━━━━━ Records provided ━━━━━
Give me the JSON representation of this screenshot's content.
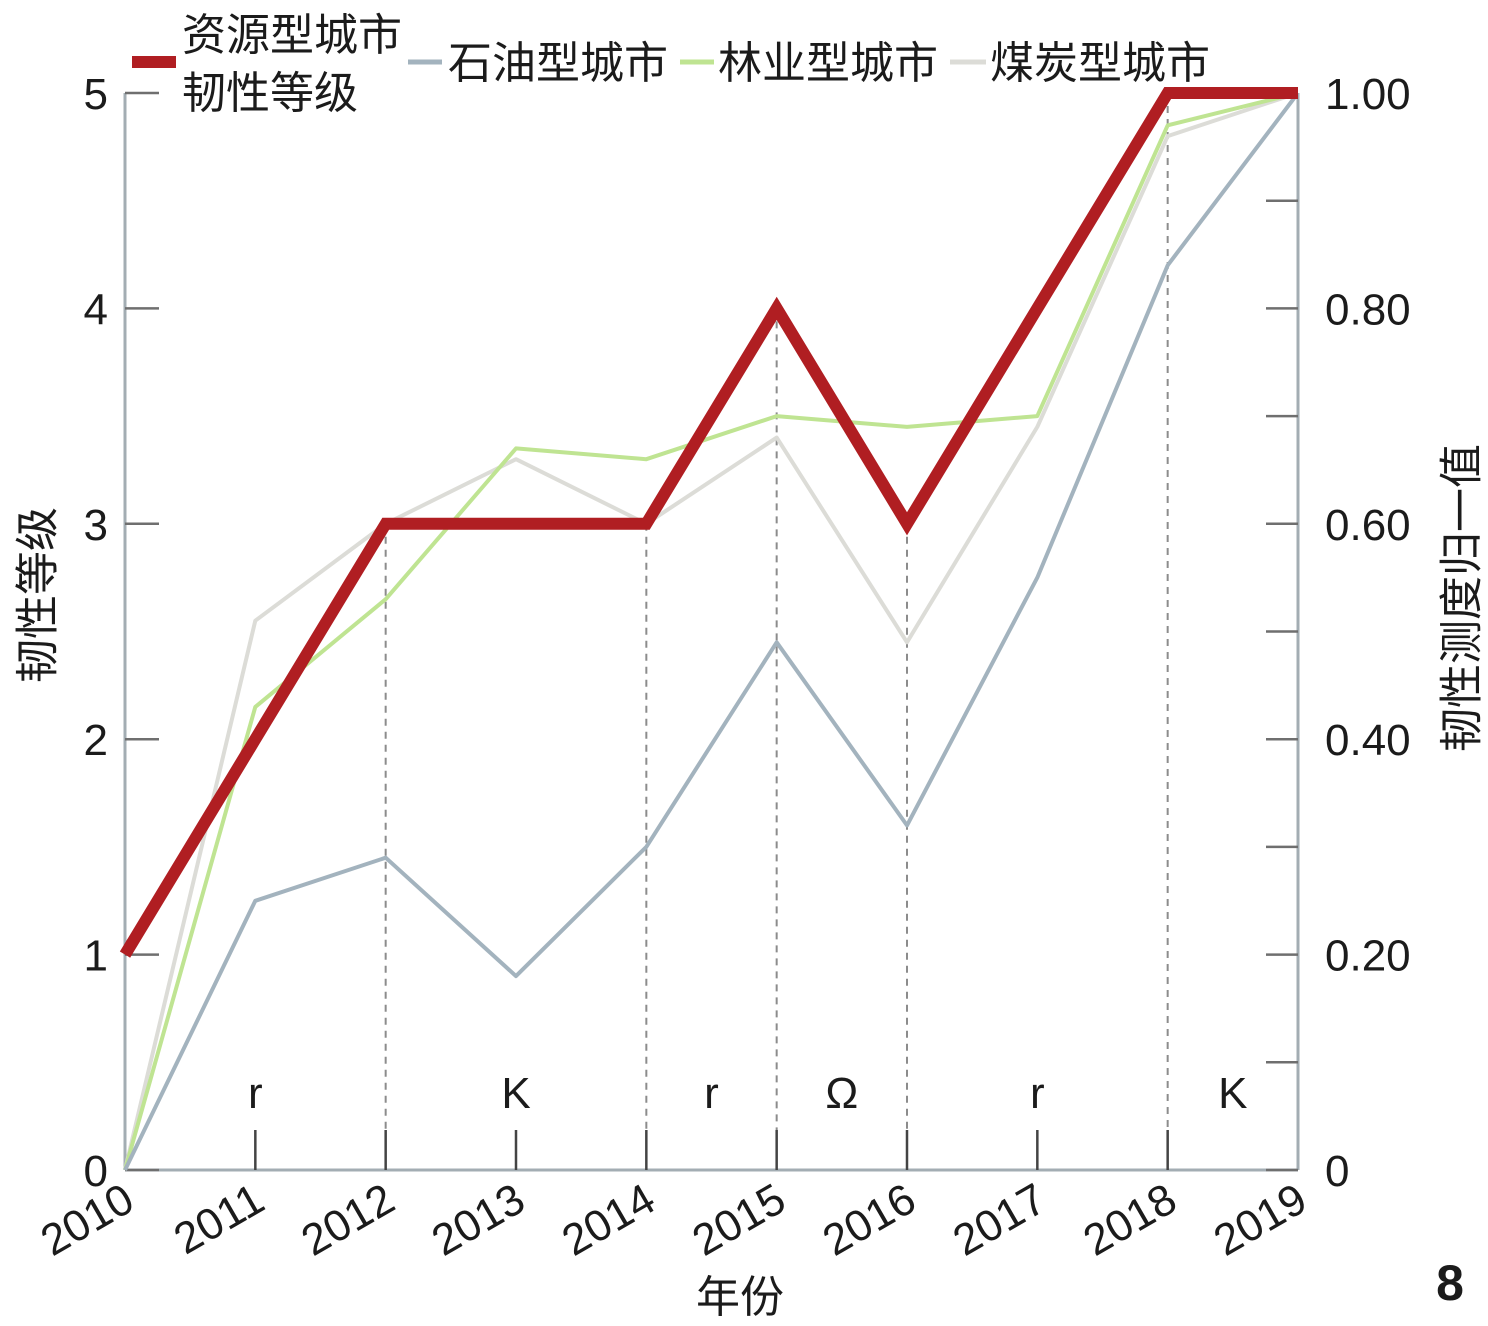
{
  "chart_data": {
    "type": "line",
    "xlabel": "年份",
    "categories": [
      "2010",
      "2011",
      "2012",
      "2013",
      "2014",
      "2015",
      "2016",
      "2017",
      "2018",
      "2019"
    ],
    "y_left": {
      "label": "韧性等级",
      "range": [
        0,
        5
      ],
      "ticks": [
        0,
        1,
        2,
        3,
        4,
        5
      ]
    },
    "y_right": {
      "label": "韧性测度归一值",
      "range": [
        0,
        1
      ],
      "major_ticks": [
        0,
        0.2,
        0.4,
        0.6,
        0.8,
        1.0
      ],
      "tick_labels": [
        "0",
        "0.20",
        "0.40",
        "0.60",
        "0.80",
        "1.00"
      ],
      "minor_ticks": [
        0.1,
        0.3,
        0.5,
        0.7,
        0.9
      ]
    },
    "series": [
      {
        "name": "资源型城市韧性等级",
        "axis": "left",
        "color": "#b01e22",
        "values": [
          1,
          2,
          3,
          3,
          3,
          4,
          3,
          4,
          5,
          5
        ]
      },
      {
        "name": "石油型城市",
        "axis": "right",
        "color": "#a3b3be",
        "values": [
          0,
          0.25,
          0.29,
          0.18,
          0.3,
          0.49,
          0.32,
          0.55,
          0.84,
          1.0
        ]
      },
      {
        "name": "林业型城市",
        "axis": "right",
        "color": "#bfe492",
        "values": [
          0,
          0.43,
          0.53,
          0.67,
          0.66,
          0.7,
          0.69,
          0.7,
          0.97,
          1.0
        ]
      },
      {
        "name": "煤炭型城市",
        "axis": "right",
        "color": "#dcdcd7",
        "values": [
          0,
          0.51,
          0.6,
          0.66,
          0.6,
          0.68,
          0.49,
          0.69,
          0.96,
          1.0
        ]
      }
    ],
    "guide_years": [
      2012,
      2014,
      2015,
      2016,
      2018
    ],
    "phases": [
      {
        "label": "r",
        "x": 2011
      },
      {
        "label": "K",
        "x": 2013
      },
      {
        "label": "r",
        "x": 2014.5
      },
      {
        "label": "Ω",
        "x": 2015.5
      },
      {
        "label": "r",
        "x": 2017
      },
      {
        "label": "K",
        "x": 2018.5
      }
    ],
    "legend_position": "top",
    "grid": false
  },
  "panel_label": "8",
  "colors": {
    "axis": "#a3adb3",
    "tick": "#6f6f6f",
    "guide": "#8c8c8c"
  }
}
━━━━━
━━━━━ Records provided ━━━━━
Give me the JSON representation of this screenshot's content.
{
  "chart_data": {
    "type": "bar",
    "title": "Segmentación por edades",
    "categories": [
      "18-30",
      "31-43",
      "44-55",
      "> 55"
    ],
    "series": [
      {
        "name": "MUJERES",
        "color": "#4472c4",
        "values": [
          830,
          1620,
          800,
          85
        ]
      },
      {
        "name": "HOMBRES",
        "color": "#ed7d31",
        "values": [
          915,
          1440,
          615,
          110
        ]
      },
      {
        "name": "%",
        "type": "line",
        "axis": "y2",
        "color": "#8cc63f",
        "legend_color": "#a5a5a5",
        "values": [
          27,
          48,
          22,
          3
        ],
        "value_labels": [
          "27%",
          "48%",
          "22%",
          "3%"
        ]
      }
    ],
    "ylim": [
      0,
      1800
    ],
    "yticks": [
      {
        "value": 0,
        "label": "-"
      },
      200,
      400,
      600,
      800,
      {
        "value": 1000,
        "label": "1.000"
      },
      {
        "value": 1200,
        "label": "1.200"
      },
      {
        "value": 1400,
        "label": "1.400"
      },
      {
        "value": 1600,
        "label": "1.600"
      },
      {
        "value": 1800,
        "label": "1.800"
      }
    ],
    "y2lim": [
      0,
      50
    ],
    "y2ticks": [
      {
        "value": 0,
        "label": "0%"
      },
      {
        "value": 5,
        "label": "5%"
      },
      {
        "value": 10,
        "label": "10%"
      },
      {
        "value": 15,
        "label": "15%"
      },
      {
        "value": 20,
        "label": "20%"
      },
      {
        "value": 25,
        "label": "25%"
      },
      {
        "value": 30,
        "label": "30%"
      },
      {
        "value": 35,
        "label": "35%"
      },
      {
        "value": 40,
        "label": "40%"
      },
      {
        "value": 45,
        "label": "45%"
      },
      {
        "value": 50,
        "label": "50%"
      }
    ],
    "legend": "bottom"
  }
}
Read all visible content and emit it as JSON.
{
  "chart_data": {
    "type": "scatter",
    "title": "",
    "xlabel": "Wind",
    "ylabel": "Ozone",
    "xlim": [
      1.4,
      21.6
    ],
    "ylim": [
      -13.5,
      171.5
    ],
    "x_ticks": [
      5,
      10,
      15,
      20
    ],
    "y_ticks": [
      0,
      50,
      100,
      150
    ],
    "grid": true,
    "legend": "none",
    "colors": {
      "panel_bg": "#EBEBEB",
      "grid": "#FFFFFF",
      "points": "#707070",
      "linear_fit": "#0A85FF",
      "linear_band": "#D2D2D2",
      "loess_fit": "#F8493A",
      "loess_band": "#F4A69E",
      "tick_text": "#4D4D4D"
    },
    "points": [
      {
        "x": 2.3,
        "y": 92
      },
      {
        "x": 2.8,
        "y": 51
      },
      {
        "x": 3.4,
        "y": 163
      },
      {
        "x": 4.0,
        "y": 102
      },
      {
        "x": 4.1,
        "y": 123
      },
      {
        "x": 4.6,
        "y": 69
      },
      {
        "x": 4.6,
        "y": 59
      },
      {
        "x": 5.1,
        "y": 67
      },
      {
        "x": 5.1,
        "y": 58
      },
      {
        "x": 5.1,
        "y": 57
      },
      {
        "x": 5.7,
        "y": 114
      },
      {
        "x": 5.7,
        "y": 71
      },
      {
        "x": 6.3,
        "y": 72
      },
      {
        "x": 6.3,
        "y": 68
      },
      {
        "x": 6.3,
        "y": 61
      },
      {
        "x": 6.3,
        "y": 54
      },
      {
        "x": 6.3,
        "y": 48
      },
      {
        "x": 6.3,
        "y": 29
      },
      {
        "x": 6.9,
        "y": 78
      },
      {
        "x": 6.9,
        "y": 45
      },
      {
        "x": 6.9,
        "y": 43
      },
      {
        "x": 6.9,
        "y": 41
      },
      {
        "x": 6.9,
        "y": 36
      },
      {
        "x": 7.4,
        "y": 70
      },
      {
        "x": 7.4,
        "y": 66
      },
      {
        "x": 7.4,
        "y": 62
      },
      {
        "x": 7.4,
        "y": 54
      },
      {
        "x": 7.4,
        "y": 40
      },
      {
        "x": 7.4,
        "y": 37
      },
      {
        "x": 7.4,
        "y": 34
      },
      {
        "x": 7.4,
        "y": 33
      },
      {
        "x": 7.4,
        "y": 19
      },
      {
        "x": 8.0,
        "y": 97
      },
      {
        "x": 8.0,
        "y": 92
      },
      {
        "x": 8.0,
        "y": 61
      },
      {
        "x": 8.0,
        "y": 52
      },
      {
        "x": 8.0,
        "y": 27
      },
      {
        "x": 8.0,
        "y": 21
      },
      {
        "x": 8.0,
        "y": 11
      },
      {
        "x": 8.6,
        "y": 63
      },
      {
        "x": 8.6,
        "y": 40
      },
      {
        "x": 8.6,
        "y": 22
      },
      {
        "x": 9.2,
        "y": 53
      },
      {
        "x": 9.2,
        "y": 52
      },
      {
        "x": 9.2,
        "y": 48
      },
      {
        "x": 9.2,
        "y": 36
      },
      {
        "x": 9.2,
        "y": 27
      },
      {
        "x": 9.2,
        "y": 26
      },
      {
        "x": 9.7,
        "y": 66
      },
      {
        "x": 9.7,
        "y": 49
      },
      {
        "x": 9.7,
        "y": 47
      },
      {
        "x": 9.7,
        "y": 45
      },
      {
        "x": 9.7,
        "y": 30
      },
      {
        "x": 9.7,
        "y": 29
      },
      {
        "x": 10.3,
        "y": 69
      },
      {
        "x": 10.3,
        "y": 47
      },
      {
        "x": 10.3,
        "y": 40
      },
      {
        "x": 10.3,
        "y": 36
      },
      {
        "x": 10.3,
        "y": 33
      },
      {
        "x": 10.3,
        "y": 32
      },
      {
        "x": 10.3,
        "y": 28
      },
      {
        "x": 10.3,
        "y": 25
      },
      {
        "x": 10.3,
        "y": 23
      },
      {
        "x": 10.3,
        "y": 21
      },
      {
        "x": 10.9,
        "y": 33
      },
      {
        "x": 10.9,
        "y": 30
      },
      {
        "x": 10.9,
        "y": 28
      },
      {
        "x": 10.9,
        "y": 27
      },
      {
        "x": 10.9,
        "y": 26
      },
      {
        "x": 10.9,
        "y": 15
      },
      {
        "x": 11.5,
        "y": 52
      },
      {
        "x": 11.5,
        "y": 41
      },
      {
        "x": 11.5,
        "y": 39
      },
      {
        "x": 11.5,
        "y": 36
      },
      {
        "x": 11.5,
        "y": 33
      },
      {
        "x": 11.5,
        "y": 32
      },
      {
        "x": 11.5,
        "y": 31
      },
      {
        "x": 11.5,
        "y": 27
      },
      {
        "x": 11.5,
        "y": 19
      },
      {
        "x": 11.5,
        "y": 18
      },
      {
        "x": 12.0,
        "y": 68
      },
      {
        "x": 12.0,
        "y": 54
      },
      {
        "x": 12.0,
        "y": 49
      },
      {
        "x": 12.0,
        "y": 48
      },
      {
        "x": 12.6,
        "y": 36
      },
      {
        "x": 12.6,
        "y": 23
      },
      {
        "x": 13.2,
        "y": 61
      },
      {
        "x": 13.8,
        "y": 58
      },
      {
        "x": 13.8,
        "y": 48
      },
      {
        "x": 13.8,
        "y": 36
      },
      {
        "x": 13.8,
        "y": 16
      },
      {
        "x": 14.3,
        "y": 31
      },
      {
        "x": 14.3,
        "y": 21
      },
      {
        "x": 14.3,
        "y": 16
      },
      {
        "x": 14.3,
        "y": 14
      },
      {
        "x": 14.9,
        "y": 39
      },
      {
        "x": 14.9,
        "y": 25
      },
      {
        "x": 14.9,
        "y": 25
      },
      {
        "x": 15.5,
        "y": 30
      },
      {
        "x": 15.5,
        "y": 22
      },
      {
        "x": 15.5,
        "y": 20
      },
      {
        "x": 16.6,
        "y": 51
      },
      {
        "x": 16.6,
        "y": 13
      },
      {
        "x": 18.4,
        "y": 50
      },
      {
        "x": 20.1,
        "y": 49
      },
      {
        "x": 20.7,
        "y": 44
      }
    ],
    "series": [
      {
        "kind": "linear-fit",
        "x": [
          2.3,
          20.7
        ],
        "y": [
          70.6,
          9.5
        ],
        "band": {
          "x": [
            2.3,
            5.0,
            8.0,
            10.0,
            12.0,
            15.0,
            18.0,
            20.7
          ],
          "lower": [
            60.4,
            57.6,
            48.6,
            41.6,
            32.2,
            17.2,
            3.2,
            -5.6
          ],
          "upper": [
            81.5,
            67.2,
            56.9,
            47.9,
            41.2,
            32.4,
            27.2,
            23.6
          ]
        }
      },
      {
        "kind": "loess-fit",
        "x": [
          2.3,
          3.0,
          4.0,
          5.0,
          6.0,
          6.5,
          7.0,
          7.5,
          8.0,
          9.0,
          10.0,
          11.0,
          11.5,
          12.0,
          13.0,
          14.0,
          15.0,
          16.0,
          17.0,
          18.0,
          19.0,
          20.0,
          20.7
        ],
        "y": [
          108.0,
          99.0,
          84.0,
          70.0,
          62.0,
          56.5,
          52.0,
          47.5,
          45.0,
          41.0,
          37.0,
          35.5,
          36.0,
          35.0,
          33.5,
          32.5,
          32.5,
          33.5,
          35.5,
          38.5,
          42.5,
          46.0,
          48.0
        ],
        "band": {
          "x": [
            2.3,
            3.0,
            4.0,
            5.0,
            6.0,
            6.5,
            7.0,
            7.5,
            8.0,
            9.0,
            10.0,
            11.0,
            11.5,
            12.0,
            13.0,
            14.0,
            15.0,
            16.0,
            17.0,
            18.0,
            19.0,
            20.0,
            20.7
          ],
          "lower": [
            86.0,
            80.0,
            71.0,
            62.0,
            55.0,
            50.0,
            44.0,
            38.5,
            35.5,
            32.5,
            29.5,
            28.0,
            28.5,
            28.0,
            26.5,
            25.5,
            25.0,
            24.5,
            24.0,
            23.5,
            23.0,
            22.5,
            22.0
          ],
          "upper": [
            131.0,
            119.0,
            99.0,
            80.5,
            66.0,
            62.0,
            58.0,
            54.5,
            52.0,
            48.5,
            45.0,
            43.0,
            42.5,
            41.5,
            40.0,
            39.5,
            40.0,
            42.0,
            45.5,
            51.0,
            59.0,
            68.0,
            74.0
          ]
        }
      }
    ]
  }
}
━━━━━
Go through the records and copy each line with "type" in it.

Answer to this task ▸
    "type": "line",
    "type": "bar",
        "type": "line",
    "type": "scatter",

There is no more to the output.